- **WHAT IS EXPECTED**: Transcribe the full listing below exactly.

- **DATASET EXTRACT**:
— Begin —

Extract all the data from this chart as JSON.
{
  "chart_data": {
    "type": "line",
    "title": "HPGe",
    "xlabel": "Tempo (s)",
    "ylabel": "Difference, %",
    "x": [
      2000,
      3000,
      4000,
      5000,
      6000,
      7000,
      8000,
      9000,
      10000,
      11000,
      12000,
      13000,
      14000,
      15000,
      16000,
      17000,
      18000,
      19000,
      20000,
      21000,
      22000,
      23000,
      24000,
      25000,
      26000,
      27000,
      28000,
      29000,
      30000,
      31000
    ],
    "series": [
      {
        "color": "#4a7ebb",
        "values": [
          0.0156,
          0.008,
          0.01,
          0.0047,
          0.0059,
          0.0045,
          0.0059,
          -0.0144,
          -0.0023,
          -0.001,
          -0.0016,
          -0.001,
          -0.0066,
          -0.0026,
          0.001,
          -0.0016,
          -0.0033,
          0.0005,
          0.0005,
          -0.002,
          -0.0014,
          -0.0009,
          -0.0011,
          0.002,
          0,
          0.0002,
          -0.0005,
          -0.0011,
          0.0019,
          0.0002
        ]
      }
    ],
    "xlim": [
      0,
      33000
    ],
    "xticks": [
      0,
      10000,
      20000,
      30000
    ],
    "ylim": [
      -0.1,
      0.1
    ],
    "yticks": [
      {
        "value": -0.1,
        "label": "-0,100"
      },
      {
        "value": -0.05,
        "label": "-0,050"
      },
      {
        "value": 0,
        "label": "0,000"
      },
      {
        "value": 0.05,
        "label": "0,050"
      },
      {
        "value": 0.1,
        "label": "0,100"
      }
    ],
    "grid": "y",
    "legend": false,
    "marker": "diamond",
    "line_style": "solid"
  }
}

— End —

- **IN RESPONSE**:
Extract all the data from this chart as JSON.
{
  "chart_data": {
    "type": "line",
    "title": "HPGe",
    "xlabel": "Tempo (s)",
    "ylabel": "Difference, %",
    "x": [
      2000,
      3000,
      4000,
      5000,
      6000,
      7000,
      8000,
      9000,
      10000,
      11000,
      12000,
      13000,
      14000,
      15000,
      16000,
      17000,
      18000,
      19000,
      20000,
      21000,
      22000,
      23000,
      24000,
      25000,
      26000,
      27000,
      28000,
      29000,
      30000,
      31000
    ],
    "series": [
      {
        "color": "#4a7ebb",
        "values": [
          0.0156,
          0.008,
          0.01,
          0.0047,
          0.0059,
          0.0045,
          0.0059,
          -0.0144,
          -0.0023,
          -0.001,
          -0.0016,
          -0.001,
          -0.0066,
          -0.0026,
          0.001,
          -0.0016,
          -0.0033,
          0.0005,
          0.0005,
          -0.002,
          -0.0014,
          -0.0009,
          -0.0011,
          0.002,
          0,
          0.0002,
          -0.0005,
          -0.0011,
          0.0019,
          0.0002
        ]
      }
    ],
    "xlim": [
      0,
      33000
    ],
    "xticks": [
      0,
      10000,
      20000,
      30000
    ],
    "ylim": [
      -0.1,
      0.1
    ],
    "yticks": [
      {
        "value": -0.1,
        "label": "-0,100"
      },
      {
        "value": -0.05,
        "label": "-0,050"
      },
      {
        "value": 0,
        "label": "0,000"
      },
      {
        "value": 0.05,
        "label": "0,050"
      },
      {
        "value": 0.1,
        "label": "0,100"
      }
    ],
    "grid": "y",
    "legend": false,
    "marker": "diamond",
    "line_style": "solid"
  }
}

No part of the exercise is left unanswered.